**Saved entries**

• • • • • • •

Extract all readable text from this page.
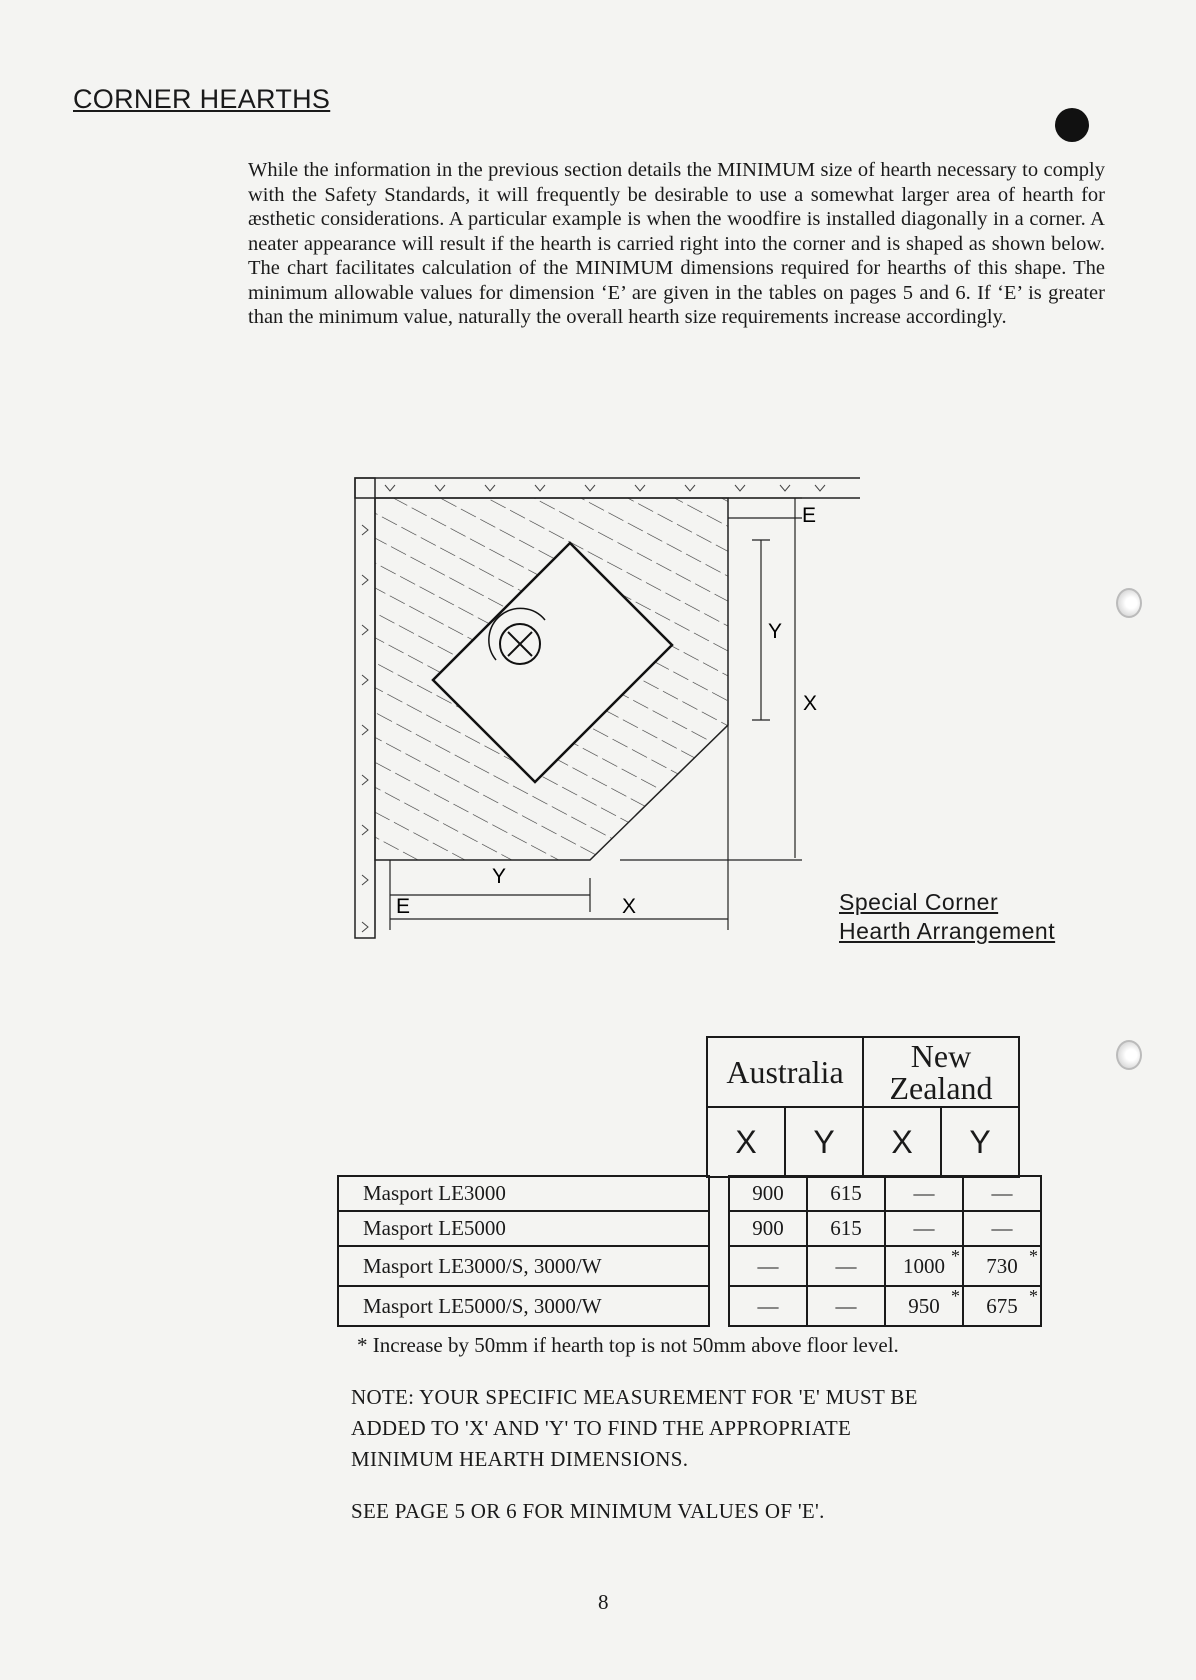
CORNER HEARTHS

While the information in the previous section details the MINIMUM size of hearth necessary to comply with the Safety Standards, it will frequently be desirable to use a somewhat larger area of hearth for æsthetic considerations. A particular example is when the woodfire is installed diagonally in a corner. A neater appearance will result if the hearth is carried right into the corner and is shaped as shown below. The chart facilitates calculation of the MINIMUM dimensions required for hearths of this shape. The minimum allowable values for dimension ‘E’ are given in the tables on pages 5 and 6. If ‘E’ is greater than the minimum value, naturally the overall hearth size requirements increase accordingly.

E
Y
X
E
Y
X	Special Corner
Hearth Arrangement
Australia		New Zealand	
X	Y	X	Y
Masport LE3000		900	615	—	—
Masport LE5000		900	615	—	—
Masport LE3000/S, 3000/W		—	—	1000 *	730 *

Masport LE5000/S, 3000/W		—	—	950 *	675 *

* Increase by 50mm if hearth top is not 50mm above floor level.

NOTE: YOUR SPECIFIC MEASUREMENT FOR 'E' MUST BE
ADDED TO 'X' AND 'Y' TO FIND THE APPROPRIATE
MINIMUM HEARTH DIMENSIONS.

SEE PAGE 5 OR 6 FOR MINIMUM VALUES OF 'E'.

8
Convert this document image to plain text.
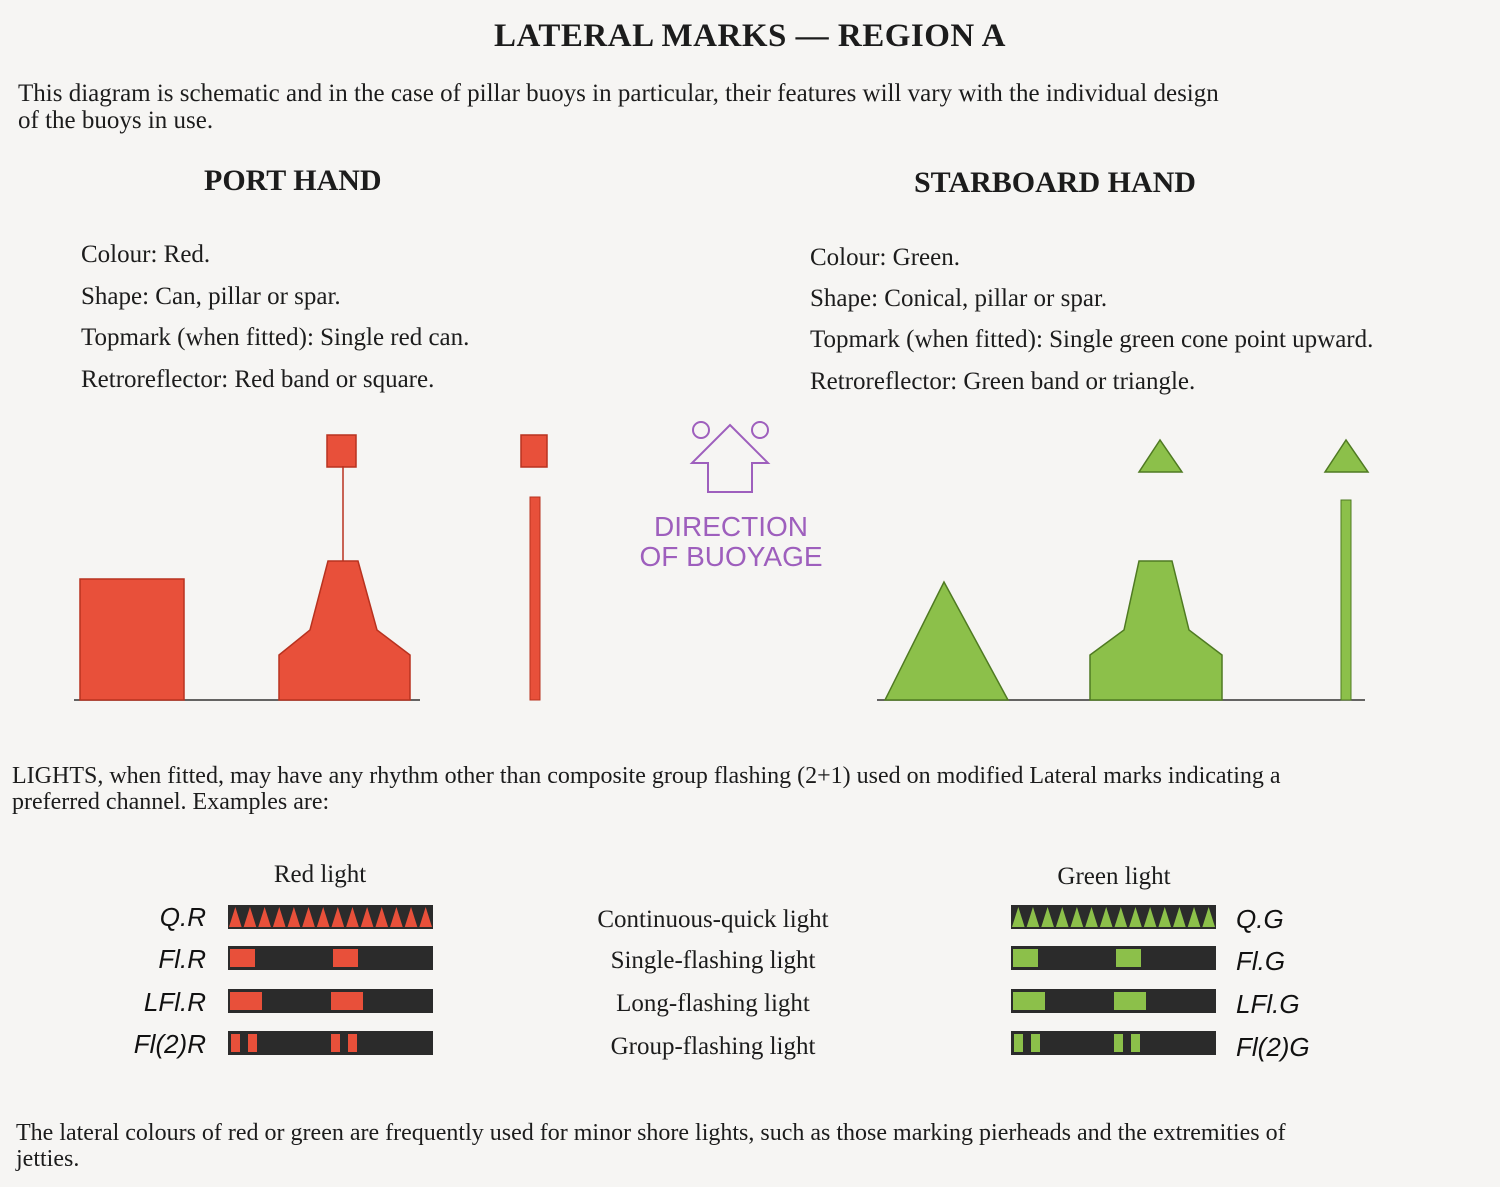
LATERAL MARKS — REGION A
This diagram is schematic and in the case of pillar buoys in particular, their features will vary with the individual design
of the buoys in use.
PORT HAND
Colour: Red.
Shape: Can, pillar or spar.
Topmark (when fitted): Single red can.
Retroreflector: Red band or square.
STARBOARD HAND
Colour: Green.
Shape: Conical, pillar or spar.
Topmark (when fitted): Single green cone point upward.
Retroreflector: Green band or triangle.
DIRECTION
OF BUOYAGE
LIGHTS, when fitted, may have any rhythm other than composite group flashing (2+1) used on modified Lateral marks indicating a
preferred channel. Examples are:
Red light	Green light
Q.R
Fl.R
LFl.R
Fl(2)R
Continuous-quick light
Single-flashing light
Long-flashing light
Group-flashing light
Q.G
Fl.G
LFl.G
Fl(2)G
The lateral colours of red or green are frequently used for minor shore lights, such as those marking pierheads and the extremities of
jetties.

• • • • • • •

**TO DO**
Determine the count of lines in the data above with the string "flashing" in them, and give that count alone.

**WRITTEN ANSWER**
4